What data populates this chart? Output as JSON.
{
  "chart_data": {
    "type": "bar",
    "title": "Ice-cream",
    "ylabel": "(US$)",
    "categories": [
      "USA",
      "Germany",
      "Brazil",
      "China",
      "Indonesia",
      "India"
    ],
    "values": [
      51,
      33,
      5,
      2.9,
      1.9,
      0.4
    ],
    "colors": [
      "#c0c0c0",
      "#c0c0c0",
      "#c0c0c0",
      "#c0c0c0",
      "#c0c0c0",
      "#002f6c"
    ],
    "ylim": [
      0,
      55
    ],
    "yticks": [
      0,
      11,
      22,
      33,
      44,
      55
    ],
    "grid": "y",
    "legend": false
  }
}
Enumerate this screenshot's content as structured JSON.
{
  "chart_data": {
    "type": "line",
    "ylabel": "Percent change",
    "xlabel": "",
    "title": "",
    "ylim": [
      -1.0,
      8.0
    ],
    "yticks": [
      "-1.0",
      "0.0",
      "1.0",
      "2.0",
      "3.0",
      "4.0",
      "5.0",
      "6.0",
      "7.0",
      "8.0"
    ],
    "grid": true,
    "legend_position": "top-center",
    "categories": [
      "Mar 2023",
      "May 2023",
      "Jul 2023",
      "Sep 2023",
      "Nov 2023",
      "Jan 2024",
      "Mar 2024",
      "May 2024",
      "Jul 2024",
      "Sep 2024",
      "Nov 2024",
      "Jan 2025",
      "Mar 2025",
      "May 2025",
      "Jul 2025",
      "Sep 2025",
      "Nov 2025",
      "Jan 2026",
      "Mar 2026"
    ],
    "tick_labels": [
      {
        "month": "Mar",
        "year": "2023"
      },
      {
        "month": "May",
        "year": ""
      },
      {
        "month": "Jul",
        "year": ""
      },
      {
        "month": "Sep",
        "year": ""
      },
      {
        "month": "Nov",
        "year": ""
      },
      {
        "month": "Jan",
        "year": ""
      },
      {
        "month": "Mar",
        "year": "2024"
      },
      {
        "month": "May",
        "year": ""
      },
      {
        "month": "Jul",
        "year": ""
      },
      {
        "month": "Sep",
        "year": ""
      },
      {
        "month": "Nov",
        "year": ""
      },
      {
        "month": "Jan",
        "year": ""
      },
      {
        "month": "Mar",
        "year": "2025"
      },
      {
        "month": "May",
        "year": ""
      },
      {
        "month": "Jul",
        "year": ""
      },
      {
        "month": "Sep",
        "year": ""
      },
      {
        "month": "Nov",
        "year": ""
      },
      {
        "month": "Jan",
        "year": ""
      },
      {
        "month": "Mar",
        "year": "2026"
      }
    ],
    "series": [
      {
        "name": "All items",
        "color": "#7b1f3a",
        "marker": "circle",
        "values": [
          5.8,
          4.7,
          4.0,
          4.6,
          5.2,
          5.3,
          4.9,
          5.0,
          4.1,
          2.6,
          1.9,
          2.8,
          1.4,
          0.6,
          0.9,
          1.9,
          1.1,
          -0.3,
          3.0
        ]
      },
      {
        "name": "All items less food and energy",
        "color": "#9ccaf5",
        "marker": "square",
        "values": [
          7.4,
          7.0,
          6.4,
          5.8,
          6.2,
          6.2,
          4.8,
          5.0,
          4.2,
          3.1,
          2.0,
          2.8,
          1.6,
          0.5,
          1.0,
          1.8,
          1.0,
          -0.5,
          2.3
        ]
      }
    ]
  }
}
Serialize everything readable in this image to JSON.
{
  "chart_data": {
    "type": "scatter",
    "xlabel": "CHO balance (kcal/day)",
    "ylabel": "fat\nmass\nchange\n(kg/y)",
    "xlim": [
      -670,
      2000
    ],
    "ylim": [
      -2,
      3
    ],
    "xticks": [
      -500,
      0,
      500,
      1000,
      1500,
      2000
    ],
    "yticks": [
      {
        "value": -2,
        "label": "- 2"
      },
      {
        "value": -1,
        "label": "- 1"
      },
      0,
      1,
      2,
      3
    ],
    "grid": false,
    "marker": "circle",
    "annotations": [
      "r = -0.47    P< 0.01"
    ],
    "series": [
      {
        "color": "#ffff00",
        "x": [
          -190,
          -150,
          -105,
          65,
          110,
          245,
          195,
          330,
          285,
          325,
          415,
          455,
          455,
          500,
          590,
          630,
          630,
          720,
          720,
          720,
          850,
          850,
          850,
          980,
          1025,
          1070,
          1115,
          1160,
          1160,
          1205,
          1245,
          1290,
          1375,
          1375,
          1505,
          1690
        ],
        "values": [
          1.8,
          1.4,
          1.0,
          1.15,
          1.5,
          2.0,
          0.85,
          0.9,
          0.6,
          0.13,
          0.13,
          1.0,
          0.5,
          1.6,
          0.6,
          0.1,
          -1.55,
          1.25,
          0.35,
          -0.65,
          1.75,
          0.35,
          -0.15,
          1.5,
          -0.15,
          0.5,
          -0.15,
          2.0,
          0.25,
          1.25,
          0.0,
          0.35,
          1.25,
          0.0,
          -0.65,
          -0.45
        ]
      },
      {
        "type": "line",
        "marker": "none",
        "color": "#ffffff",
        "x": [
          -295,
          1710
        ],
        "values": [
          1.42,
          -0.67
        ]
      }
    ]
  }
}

......

Problem description: Recopy the whole listing exactly.

The completed task:
What data populates this chart? Output as JSON.
{
  "chart_data": {
    "type": "bar",
    "title": "Ice-cream",
    "ylabel": "(US$)",
    "categories": [
      "USA",
      "Germany",
      "Brazil",
      "China",
      "Indonesia",
      "India"
    ],
    "values": [
      51,
      33,
      5,
      2.9,
      1.9,
      0.4
    ],
    "colors": [
      "#c0c0c0",
      "#c0c0c0",
      "#c0c0c0",
      "#c0c0c0",
      "#c0c0c0",
      "#002f6c"
    ],
    "ylim": [
      0,
      55
    ],
    "yticks": [
      0,
      11,
      22,
      33,
      44,
      55
    ],
    "grid": "y",
    "legend": false
  }
}
Enumerate this screenshot's content as structured JSON.
{
  "chart_data": {
    "type": "line",
    "ylabel": "Percent change",
    "xlabel": "",
    "title": "",
    "ylim": [
      -1.0,
      8.0
    ],
    "yticks": [
      "-1.0",
      "0.0",
      "1.0",
      "2.0",
      "3.0",
      "4.0",
      "5.0",
      "6.0",
      "7.0",
      "8.0"
    ],
    "grid": true,
    "legend_position": "top-center",
    "categories": [
      "Mar 2023",
      "May 2023",
      "Jul 2023",
      "Sep 2023",
      "Nov 2023",
      "Jan 2024",
      "Mar 2024",
      "May 2024",
      "Jul 2024",
      "Sep 2024",
      "Nov 2024",
      "Jan 2025",
      "Mar 2025",
      "May 2025",
      "Jul 2025",
      "Sep 2025",
      "Nov 2025",
      "Jan 2026",
      "Mar 2026"
    ],
    "tick_labels": [
      {
        "month": "Mar",
        "year": "2023"
      },
      {
        "month": "May",
        "year": ""
      },
      {
        "month": "Jul",
        "year": ""
      },
      {
        "month": "Sep",
        "year": ""
      },
      {
        "month": "Nov",
        "year": ""
      },
      {
        "month": "Jan",
        "year": ""
      },
      {
        "month": "Mar",
        "year": "2024"
      },
      {
        "month": "May",
        "year": ""
      },
      {
        "month": "Jul",
        "year": ""
      },
      {
        "month": "Sep",
        "year": ""
      },
      {
        "month": "Nov",
        "year": ""
      },
      {
        "month": "Jan",
        "year": ""
      },
      {
        "month": "Mar",
        "year": "2025"
      },
      {
        "month": "May",
        "year": ""
      },
      {
        "month": "Jul",
        "year": ""
      },
      {
        "month": "Sep",
        "year": ""
      },
      {
        "month": "Nov",
        "year": ""
      },
      {
        "month": "Jan",
        "year": ""
      },
      {
        "month": "Mar",
        "year": "2026"
      }
    ],
    "series": [
      {
        "name": "All items",
        "color": "#7b1f3a",
        "marker": "circle",
        "values": [
          5.8,
          4.7,
          4.0,
          4.6,
          5.2,
          5.3,
          4.9,
          5.0,
          4.1,
          2.6,
          1.9,
          2.8,
          1.4,
          0.6,
          0.9,
          1.9,
          1.1,
          -0.3,
          3.0
        ]
      },
      {
        "name": "All items less food and energy",
        "color": "#9ccaf5",
        "marker": "square",
        "values": [
          7.4,
          7.0,
          6.4,
          5.8,
          6.2,
          6.2,
          4.8,
          5.0,
          4.2,
          3.1,
          2.0,
          2.8,
          1.6,
          0.5,
          1.0,
          1.8,
          1.0,
          -0.5,
          2.3
        ]
      }
    ]
  }
}
Serialize everything readable in this image to JSON.
{
  "chart_data": {
    "type": "scatter",
    "xlabel": "CHO balance (kcal/day)",
    "ylabel": "fat\nmass\nchange\n(kg/y)",
    "xlim": [
      -670,
      2000
    ],
    "ylim": [
      -2,
      3
    ],
    "xticks": [
      -500,
      0,
      500,
      1000,
      1500,
      2000
    ],
    "yticks": [
      {
        "value": -2,
        "label": "- 2"
      },
      {
        "value": -1,
        "label": "- 1"
      },
      0,
      1,
      2,
      3
    ],
    "grid": false,
    "marker": "circle",
    "annotations": [
      "r = -0.47    P< 0.01"
    ],
    "series": [
      {
        "color": "#ffff00",
        "x": [
          -190,
          -150,
          -105,
          65,
          110,
          245,
          195,
          330,
          285,
          325,
          415,
          455,
          455,
          500,
          590,
          630,
          630,
          720,
          720,
          720,
          850,
          850,
          850,
          980,
          1025,
          1070,
          1115,
          1160,
          1160,
          1205,
          1245,
          1290,
          1375,
          1375,
          1505,
          1690
        ],
        "values": [
          1.8,
          1.4,
          1.0,
          1.15,
          1.5,
          2.0,
          0.85,
          0.9,
          0.6,
          0.13,
          0.13,
          1.0,
          0.5,
          1.6,
          0.6,
          0.1,
          -1.55,
          1.25,
          0.35,
          -0.65,
          1.75,
          0.35,
          -0.15,
          1.5,
          -0.15,
          0.5,
          -0.15,
          2.0,
          0.25,
          1.25,
          0.0,
          0.35,
          1.25,
          0.0,
          -0.65,
          -0.45
        ]
      },
      {
        "type": "line",
        "marker": "none",
        "color": "#ffffff",
        "x": [
          -295,
          1710
        ],
        "values": [
          1.42,
          -0.67
        ]
      }
    ]
  }
}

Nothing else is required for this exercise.